Extracted data entries
>>
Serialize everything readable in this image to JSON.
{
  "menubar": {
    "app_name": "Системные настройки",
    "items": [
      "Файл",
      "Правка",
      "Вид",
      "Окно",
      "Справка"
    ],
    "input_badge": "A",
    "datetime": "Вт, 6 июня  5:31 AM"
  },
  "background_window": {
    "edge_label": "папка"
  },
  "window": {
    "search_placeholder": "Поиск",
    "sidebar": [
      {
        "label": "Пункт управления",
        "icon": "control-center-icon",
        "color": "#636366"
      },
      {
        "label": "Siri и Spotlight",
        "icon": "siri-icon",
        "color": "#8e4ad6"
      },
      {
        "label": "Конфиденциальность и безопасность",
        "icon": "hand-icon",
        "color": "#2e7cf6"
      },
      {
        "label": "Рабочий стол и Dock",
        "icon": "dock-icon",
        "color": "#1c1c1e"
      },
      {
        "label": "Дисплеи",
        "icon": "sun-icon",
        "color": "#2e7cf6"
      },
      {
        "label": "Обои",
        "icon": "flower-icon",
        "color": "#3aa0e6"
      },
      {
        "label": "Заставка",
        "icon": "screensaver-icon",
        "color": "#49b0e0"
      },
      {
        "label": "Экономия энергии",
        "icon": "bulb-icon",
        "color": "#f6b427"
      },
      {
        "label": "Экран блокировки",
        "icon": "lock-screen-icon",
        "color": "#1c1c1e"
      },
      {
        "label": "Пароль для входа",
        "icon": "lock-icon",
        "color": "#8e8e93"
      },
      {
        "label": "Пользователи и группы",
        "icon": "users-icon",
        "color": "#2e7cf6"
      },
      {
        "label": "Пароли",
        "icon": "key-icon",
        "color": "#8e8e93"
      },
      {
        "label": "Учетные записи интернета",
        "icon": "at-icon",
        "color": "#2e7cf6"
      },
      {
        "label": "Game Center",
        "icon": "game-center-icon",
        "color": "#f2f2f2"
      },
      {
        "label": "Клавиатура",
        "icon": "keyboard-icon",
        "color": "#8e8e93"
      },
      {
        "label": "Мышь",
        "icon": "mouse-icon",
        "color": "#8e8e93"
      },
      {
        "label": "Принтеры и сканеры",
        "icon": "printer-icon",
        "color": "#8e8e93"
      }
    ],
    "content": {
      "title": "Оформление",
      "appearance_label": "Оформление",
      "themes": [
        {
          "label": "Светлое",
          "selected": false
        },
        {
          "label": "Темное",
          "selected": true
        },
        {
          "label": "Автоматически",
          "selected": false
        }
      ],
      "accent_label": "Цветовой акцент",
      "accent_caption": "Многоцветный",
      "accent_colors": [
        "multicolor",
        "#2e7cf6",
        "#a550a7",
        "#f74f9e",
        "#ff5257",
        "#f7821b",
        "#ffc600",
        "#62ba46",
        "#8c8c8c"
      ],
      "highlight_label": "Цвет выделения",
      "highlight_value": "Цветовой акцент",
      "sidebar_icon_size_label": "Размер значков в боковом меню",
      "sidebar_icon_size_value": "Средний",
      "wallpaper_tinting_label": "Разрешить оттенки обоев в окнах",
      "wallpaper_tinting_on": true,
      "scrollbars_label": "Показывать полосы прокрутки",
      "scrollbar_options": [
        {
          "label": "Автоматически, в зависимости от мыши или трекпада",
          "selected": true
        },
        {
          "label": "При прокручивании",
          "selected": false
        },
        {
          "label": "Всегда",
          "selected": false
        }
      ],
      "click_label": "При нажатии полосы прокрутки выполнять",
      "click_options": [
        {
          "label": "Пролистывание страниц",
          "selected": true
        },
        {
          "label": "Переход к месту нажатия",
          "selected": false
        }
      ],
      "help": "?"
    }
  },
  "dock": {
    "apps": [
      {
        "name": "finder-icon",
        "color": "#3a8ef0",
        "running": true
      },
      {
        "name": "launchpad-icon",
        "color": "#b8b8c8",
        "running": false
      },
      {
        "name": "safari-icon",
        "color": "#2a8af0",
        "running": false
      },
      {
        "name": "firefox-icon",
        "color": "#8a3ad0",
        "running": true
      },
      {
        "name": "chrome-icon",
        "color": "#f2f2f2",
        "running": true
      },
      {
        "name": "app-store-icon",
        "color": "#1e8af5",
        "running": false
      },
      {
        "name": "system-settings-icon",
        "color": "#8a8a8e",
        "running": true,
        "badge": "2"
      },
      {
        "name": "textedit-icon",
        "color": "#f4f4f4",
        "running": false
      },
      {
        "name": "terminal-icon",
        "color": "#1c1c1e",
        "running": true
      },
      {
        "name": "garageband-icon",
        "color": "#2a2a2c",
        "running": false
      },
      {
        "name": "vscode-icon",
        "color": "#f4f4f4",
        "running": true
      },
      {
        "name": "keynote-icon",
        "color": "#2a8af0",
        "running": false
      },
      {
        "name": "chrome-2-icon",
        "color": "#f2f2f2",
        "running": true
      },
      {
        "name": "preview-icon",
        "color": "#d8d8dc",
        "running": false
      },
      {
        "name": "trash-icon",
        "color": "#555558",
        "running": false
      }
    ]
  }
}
<<
Short exercise. Print again each line of the listing above, exactly as it appears.

Worked solution.
Serialize everything readable in this image to JSON.
{
  "menubar": {
    "app_name": "Системные настройки",
    "items": [
      "Файл",
      "Правка",
      "Вид",
      "Окно",
      "Справка"
    ],
    "input_badge": "A",
    "datetime": "Вт, 6 июня  5:31 AM"
  },
  "background_window": {
    "edge_label": "папка"
  },
  "window": {
    "search_placeholder": "Поиск",
    "sidebar": [
      {
        "label": "Пункт управления",
        "icon": "control-center-icon",
        "color": "#636366"
      },
      {
        "label": "Siri и Spotlight",
        "icon": "siri-icon",
        "color": "#8e4ad6"
      },
      {
        "label": "Конфиденциальность и безопасность",
        "icon": "hand-icon",
        "color": "#2e7cf6"
      },
      {
        "label": "Рабочий стол и Dock",
        "icon": "dock-icon",
        "color": "#1c1c1e"
      },
      {
        "label": "Дисплеи",
        "icon": "sun-icon",
        "color": "#2e7cf6"
      },
      {
        "label": "Обои",
        "icon": "flower-icon",
        "color": "#3aa0e6"
      },
      {
        "label": "Заставка",
        "icon": "screensaver-icon",
        "color": "#49b0e0"
      },
      {
        "label": "Экономия энергии",
        "icon": "bulb-icon",
        "color": "#f6b427"
      },
      {
        "label": "Экран блокировки",
        "icon": "lock-screen-icon",
        "color": "#1c1c1e"
      },
      {
        "label": "Пароль для входа",
        "icon": "lock-icon",
        "color": "#8e8e93"
      },
      {
        "label": "Пользователи и группы",
        "icon": "users-icon",
        "color": "#2e7cf6"
      },
      {
        "label": "Пароли",
        "icon": "key-icon",
        "color": "#8e8e93"
      },
      {
        "label": "Учетные записи интернета",
        "icon": "at-icon",
        "color": "#2e7cf6"
      },
      {
        "label": "Game Center",
        "icon": "game-center-icon",
        "color": "#f2f2f2"
      },
      {
        "label": "Клавиатура",
        "icon": "keyboard-icon",
        "color": "#8e8e93"
      },
      {
        "label": "Мышь",
        "icon": "mouse-icon",
        "color": "#8e8e93"
      },
      {
        "label": "Принтеры и сканеры",
        "icon": "printer-icon",
        "color": "#8e8e93"
      }
    ],
    "content": {
      "title": "Оформление",
      "appearance_label": "Оформление",
      "themes": [
        {
          "label": "Светлое",
          "selected": false
        },
        {
          "label": "Темное",
          "selected": true
        },
        {
          "label": "Автоматически",
          "selected": false
        }
      ],
      "accent_label": "Цветовой акцент",
      "accent_caption": "Многоцветный",
      "accent_colors": [
        "multicolor",
        "#2e7cf6",
        "#a550a7",
        "#f74f9e",
        "#ff5257",
        "#f7821b",
        "#ffc600",
        "#62ba46",
        "#8c8c8c"
      ],
      "highlight_label": "Цвет выделения",
      "highlight_value": "Цветовой акцент",
      "sidebar_icon_size_label": "Размер значков в боковом меню",
      "sidebar_icon_size_value": "Средний",
      "wallpaper_tinting_label": "Разрешить оттенки обоев в окнах",
      "wallpaper_tinting_on": true,
      "scrollbars_label": "Показывать полосы прокрутки",
      "scrollbar_options": [
        {
          "label": "Автоматически, в зависимости от мыши или трекпада",
          "selected": true
        },
        {
          "label": "При прокручивании",
          "selected": false
        },
        {
          "label": "Всегда",
          "selected": false
        }
      ],
      "click_label": "При нажатии полосы прокрутки выполнять",
      "click_options": [
        {
          "label": "Пролистывание страниц",
          "selected": true
        },
        {
          "label": "Переход к месту нажатия",
          "selected": false
        }
      ],
      "help": "?"
    }
  },
  "dock": {
    "apps": [
      {
        "name": "finder-icon",
        "color": "#3a8ef0",
        "running": true
      },
      {
        "name": "launchpad-icon",
        "color": "#b8b8c8",
        "running": false
      },
      {
        "name": "safari-icon",
        "color": "#2a8af0",
        "running": false
      },
      {
        "name": "firefox-icon",
        "color": "#8a3ad0",
        "running": true
      },
      {
        "name": "chrome-icon",
        "color": "#f2f2f2",
        "running": true
      },
      {
        "name": "app-store-icon",
        "color": "#1e8af5",
        "running": false
      },
      {
        "name": "system-settings-icon",
        "color": "#8a8a8e",
        "running": true,
        "badge": "2"
      },
      {
        "name": "textedit-icon",
        "color": "#f4f4f4",
        "running": false
      },
      {
        "name": "terminal-icon",
        "color": "#1c1c1e",
        "running": true
      },
      {
        "name": "garageband-icon",
        "color": "#2a2a2c",
        "running": false
      },
      {
        "name": "vscode-icon",
        "color": "#f4f4f4",
        "running": true
      },
      {
        "name": "keynote-icon",
        "color": "#2a8af0",
        "running": false
      },
      {
        "name": "chrome-2-icon",
        "color": "#f2f2f2",
        "running": true
      },
      {
        "name": "preview-icon",
        "color": "#d8d8dc",
        "running": false
      },
      {
        "name": "trash-icon",
        "color": "#555558",
        "running": false
      }
    ]
  }
}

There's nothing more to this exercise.